Exactly reproduce each record listed below.

(Data records)
··········

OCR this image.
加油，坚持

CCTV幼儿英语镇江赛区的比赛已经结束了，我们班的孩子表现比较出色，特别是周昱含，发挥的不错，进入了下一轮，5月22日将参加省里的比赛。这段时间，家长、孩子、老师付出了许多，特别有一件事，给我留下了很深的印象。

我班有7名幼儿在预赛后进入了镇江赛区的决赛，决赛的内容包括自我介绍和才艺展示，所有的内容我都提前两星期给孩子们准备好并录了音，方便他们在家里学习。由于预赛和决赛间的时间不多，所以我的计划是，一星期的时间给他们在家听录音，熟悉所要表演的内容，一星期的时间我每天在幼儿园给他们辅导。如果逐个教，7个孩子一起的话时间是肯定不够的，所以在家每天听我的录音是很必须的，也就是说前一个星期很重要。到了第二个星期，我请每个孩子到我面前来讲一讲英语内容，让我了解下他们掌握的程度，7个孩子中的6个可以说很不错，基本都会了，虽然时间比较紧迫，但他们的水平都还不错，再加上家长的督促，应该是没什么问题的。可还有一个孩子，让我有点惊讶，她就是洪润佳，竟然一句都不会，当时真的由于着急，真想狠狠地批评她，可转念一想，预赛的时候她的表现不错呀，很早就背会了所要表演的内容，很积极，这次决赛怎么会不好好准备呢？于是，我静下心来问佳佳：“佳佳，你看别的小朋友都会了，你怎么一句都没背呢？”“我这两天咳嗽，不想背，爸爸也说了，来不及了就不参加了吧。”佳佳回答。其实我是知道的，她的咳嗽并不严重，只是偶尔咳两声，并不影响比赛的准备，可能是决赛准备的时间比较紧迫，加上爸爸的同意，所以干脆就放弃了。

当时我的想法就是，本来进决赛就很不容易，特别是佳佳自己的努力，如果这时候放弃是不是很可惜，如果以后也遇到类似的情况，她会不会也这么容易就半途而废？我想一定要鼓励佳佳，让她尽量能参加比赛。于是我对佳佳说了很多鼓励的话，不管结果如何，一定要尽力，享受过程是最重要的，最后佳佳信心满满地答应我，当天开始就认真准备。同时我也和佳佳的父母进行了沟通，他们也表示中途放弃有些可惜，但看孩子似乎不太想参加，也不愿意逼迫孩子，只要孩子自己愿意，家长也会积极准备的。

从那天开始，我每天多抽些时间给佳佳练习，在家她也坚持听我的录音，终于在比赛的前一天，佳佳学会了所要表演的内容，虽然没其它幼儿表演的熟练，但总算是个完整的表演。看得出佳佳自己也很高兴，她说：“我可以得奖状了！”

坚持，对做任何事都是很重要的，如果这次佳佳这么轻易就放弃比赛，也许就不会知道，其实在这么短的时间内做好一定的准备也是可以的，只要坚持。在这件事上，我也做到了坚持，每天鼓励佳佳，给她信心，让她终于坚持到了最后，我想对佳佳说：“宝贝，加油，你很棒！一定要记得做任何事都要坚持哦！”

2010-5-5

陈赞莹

··········

• **Full answer**:
OCR this image.
加油，坚持

CCTV幼儿英语镇江赛区的比赛已经结束了，我们班的孩子表现比较出色，特别是周昱含，发挥的不错，进入了下一轮，5月22日将参加省里的比赛。这段时间，家长、孩子、老师付出了许多，特别有一件事，给我留下了很深的印象。

我班有7名幼儿在预赛后进入了镇江赛区的决赛，决赛的内容包括自我介绍和才艺展示，所有的内容我都提前两星期给孩子们准备好并录了音，方便他们在家里学习。由于预赛和决赛间的时间不多，所以我的计划是，一星期的时间给他们在家听录音，熟悉所要表演的内容，一星期的时间我每天在幼儿园给他们辅导。如果逐个教，7个孩子一起的话时间是肯定不够的，所以在家每天听我的录音是很必须的，也就是说前一个星期很重要。到了第二个星期，我请每个孩子到我面前来讲一讲英语内容，让我了解下他们掌握的程度，7个孩子中的6个可以说很不错，基本都会了，虽然时间比较紧迫，但他们的水平都还不错，再加上家长的督促，应该是没什么问题的。可还有一个孩子，让我有点惊讶，她就是洪润佳，竟然一句都不会，当时真的由于着急，真想狠狠地批评她，可转念一想，预赛的时候她的表现不错呀，很早就背会了所要表演的内容，很积极，这次决赛怎么会不好好准备呢？于是，我静下心来问佳佳：“佳佳，你看别的小朋友都会了，你怎么一句都没背呢？”“我这两天咳嗽，不想背，爸爸也说了，来不及了就不参加了吧。”佳佳回答。其实我是知道的，她的咳嗽并不严重，只是偶尔咳两声，并不影响比赛的准备，可能是决赛准备的时间比较紧迫，加上爸爸的同意，所以干脆就放弃了。

当时我的想法就是，本来进决赛就很不容易，特别是佳佳自己的努力，如果这时候放弃是不是很可惜，如果以后也遇到类似的情况，她会不会也这么容易就半途而废？我想一定要鼓励佳佳，让她尽量能参加比赛。于是我对佳佳说了很多鼓励的话，不管结果如何，一定要尽力，享受过程是最重要的，最后佳佳信心满满地答应我，当天开始就认真准备。同时我也和佳佳的父母进行了沟通，他们也表示中途放弃有些可惜，但看孩子似乎不太想参加，也不愿意逼迫孩子，只要孩子自己愿意，家长也会积极准备的。

从那天开始，我每天多抽些时间给佳佳练习，在家她也坚持听我的录音，终于在比赛的前一天，佳佳学会了所要表演的内容，虽然没其它幼儿表演的熟练，但总算是个完整的表演。看得出佳佳自己也很高兴，她说：“我可以得奖状了！”

坚持，对做任何事都是很重要的，如果这次佳佳这么轻易就放弃比赛，也许就不会知道，其实在这么短的时间内做好一定的准备也是可以的，只要坚持。在这件事上，我也做到了坚持，每天鼓励佳佳，给她信心，让她终于坚持到了最后，我想对佳佳说：“宝贝，加油，你很棒！一定要记得做任何事都要坚持哦！”

2010-5-5

陈赞莹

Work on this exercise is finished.